_EXTRAIT DU DOCUMENT_.

----

Le bruit des mâchoires couvre le son des scènes

02 août 2015, 18:45

Record battu à Paléo. Sans me prendre pour Monsieur Soleil, je suggère ce titre pour l'édition de lundi. Je me dévoile sans grand risque. Fréquentation au sommet, bouchons à répétitions certainement, mais un fait est déjà certain: Paléo se mange puisque plus de cent stands de victuailles se disputeront le terrain jusqu'à dimanche.

Il y a longtemps, on partageait une tartine à deux, on s'embrassait et on écoutait un concert. Maintenant, on passe la soirée entre les wraps, le magret de canard en plat principal, le dessert sans gluten s'impose au final. Au deuxième soir, on engloutit un plat éthiopien pour alléger la tartiflette.

Hier, une assiette mauricienne succédait au Malakoff. On garde les Aelpler macaronis pour combler un solide creux ce soir. Pour le week-end, prévoir plusieurs repas: les boulettes de wapiti, le couscous, les tacos, les nuggets, les calamars, les cailles sont encore à déguster. Même si on laisse le curry aux larves d'Inde aux amoureux du vivarium, Paléo rassasie.

Aux tables, on parle musique d'ascenseur pour élévation de l'âme (valable dans un sens). On évoque la musique pour les plantes, celle qui fait rougir la fleur. Un ami assure avoir vu un bac «musique pour chats». Et là, le débat s'enflamme: que faire quand on met le chat dans un lift? Le choix à l'achat du CD est cornélien. Le camarade philosophe conclut: L'ascenseur marche au doigt, pas à l'œil, le chat aux croquettes. Sur scène, Moby à moins que ce soit Doherty, s'époumone. Nous, on avale.

----

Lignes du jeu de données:
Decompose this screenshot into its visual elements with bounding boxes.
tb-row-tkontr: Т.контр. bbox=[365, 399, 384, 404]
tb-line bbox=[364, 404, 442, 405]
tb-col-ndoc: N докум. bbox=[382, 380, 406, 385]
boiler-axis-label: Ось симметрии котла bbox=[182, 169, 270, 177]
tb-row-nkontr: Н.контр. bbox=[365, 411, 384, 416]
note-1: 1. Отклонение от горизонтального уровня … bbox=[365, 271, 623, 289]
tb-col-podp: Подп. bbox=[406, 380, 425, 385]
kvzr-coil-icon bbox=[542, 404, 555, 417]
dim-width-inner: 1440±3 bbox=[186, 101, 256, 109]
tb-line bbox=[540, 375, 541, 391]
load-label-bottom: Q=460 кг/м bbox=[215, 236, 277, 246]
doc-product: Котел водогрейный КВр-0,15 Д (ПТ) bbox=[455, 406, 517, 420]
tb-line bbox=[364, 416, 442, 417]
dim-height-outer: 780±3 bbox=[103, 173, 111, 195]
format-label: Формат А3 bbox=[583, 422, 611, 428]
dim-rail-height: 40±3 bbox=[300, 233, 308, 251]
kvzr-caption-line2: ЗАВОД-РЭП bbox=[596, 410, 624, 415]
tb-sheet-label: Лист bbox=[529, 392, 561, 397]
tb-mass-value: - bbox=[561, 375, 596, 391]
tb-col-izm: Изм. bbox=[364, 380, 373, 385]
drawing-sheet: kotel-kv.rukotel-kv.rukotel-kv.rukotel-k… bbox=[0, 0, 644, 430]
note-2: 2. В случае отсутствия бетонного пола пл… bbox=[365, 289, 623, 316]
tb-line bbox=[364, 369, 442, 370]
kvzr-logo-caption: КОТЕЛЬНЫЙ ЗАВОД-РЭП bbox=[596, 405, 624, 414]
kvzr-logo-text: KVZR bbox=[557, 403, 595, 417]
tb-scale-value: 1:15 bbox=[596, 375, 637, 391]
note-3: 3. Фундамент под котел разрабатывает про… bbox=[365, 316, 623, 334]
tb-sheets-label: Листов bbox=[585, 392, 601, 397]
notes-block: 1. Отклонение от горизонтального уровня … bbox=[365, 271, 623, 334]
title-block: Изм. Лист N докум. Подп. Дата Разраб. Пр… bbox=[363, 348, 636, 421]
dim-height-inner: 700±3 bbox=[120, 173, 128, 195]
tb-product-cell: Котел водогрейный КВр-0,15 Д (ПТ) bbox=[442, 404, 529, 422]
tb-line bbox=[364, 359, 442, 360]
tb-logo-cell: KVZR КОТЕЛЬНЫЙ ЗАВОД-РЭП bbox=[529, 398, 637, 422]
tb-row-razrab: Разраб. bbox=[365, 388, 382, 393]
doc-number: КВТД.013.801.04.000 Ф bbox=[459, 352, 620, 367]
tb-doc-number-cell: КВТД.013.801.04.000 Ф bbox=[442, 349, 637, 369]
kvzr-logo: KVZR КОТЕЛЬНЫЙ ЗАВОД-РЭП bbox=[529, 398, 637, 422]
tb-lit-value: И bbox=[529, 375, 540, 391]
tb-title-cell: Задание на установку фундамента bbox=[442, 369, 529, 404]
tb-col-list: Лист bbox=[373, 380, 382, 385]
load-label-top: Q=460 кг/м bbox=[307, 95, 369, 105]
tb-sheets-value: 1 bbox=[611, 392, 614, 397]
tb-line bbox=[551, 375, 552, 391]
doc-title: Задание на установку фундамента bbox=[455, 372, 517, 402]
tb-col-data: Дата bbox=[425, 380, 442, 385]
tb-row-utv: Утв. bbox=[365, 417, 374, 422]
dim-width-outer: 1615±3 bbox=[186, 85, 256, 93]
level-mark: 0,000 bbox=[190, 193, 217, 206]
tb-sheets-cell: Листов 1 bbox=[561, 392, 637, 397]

----

_CONSIGNE_.
D'après le texte sur la nourriture à Paléo, combien de stands de victuailles se disputeront le terrain jusqu'à dimanche ?

_RÉPONSE ATTENDUE_.
Plus de cent stands.